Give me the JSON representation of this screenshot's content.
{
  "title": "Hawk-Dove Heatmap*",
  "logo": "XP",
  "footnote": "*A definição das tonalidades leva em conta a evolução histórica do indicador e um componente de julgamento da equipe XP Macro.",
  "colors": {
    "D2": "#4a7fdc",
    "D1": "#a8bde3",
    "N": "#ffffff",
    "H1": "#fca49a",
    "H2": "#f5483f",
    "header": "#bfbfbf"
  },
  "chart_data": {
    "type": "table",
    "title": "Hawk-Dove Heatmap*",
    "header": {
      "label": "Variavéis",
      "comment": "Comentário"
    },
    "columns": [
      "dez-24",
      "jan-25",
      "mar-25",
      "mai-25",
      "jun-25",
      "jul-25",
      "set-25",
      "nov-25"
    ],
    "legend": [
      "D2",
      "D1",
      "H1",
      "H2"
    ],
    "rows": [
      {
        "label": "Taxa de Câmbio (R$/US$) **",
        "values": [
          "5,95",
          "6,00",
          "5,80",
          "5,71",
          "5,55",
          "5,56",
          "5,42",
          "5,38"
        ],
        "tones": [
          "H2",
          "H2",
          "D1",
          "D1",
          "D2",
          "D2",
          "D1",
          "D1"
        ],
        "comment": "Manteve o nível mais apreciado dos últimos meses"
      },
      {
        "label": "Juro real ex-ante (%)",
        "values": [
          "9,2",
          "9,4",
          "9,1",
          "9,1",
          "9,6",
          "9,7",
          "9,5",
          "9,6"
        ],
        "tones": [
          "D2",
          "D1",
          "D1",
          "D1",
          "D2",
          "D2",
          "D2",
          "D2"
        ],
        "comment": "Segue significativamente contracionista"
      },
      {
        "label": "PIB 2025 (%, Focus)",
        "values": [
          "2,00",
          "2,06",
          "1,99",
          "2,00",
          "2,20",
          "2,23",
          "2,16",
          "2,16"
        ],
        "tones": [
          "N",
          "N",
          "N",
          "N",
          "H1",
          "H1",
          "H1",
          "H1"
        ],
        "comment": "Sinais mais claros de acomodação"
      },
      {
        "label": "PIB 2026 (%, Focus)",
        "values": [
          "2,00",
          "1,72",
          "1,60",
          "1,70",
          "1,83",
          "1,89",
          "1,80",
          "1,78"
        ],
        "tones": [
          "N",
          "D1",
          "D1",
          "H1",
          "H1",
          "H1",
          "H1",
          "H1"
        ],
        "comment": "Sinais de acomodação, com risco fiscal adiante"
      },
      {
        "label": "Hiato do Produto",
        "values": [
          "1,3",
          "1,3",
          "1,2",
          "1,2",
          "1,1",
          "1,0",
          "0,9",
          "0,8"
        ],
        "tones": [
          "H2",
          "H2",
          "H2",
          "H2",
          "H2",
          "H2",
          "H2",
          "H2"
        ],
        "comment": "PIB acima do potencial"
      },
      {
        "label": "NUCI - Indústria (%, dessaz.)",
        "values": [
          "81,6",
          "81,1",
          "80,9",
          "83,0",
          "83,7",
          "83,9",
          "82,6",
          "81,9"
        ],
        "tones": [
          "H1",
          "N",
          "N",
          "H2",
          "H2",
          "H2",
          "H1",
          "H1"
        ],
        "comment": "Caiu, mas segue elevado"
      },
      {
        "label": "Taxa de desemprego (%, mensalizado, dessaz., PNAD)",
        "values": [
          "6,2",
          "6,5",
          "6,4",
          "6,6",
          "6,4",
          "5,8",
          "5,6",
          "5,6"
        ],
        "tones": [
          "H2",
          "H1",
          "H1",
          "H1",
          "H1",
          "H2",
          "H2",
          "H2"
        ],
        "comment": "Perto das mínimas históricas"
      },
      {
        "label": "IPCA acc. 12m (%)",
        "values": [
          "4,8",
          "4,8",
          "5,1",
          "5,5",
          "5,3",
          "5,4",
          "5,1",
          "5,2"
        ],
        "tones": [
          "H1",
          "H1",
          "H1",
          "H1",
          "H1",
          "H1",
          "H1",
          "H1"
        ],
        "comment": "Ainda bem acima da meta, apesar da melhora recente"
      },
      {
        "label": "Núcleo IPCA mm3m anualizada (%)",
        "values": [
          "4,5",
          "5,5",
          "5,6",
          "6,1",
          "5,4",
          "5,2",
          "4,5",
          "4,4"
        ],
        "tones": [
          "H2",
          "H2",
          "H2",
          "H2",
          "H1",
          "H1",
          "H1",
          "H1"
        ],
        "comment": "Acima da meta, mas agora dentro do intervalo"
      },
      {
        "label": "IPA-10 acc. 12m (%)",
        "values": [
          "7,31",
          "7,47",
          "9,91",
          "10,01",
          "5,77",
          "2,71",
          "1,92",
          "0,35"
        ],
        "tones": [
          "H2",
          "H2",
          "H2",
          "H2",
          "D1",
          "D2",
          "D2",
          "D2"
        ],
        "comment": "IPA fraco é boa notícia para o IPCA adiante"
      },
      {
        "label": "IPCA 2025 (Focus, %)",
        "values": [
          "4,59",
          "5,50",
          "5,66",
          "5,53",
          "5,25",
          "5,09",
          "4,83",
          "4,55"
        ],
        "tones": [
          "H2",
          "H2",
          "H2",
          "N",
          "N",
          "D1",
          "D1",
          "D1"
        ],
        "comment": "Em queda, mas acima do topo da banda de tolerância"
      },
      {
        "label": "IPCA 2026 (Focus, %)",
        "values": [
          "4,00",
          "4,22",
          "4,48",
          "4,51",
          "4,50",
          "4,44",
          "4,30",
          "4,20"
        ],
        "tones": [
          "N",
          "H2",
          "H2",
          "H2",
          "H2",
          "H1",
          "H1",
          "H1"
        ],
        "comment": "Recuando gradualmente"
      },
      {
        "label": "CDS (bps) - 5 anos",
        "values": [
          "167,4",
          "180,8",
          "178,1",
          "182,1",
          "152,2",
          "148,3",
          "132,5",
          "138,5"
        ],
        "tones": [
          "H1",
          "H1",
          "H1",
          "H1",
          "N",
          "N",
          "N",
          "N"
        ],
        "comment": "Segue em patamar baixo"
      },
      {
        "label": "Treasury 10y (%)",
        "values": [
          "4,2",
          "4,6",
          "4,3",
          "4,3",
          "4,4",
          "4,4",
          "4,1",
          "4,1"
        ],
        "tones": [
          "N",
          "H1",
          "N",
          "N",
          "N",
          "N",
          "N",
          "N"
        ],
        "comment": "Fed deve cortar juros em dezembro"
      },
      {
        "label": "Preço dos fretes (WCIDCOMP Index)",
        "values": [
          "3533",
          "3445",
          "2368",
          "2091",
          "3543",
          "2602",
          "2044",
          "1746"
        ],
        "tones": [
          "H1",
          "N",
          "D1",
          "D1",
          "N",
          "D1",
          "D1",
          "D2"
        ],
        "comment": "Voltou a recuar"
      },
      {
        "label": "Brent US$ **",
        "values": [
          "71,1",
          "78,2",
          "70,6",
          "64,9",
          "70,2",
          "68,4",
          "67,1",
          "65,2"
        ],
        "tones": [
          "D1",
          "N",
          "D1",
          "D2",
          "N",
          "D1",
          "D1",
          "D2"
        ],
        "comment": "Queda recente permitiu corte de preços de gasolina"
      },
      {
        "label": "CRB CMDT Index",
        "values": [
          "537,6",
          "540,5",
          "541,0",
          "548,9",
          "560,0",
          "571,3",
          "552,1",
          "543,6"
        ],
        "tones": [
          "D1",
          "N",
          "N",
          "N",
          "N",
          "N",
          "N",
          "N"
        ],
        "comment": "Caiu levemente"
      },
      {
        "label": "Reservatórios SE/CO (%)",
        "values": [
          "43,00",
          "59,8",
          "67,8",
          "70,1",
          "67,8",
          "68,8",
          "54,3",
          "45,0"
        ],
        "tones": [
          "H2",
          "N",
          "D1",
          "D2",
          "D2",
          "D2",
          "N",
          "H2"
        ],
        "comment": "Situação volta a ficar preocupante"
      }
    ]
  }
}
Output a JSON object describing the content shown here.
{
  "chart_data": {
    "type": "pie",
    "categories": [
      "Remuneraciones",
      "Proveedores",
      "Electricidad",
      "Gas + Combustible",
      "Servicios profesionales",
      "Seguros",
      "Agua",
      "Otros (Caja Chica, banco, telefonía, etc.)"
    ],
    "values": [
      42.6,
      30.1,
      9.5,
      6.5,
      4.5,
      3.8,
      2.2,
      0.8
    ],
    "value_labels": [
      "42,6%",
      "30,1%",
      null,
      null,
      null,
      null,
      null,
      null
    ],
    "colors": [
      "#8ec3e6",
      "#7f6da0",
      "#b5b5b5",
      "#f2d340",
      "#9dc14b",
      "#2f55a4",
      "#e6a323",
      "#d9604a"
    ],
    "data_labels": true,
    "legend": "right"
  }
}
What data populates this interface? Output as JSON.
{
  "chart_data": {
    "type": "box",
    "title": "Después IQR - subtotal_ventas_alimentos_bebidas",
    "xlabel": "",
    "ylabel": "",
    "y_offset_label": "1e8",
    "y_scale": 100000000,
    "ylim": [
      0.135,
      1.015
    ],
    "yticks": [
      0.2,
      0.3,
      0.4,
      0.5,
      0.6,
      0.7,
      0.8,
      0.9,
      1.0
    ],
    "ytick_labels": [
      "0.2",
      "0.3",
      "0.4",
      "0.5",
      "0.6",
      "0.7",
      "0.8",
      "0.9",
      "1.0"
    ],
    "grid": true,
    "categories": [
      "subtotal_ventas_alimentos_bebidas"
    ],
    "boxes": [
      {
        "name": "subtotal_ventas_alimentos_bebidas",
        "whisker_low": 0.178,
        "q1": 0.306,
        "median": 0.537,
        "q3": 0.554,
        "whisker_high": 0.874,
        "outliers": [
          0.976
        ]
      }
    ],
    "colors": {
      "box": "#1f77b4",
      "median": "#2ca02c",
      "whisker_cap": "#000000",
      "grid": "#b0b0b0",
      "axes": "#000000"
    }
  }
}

• • • • •

Task to complete ▸ Find the string "mais" in the listing and return every line that holds it.

Final answer ▸
        "comment": "Manteve o nível mais apreciado dos últimos meses"
        "comment": "Sinais mais claros de acomodação"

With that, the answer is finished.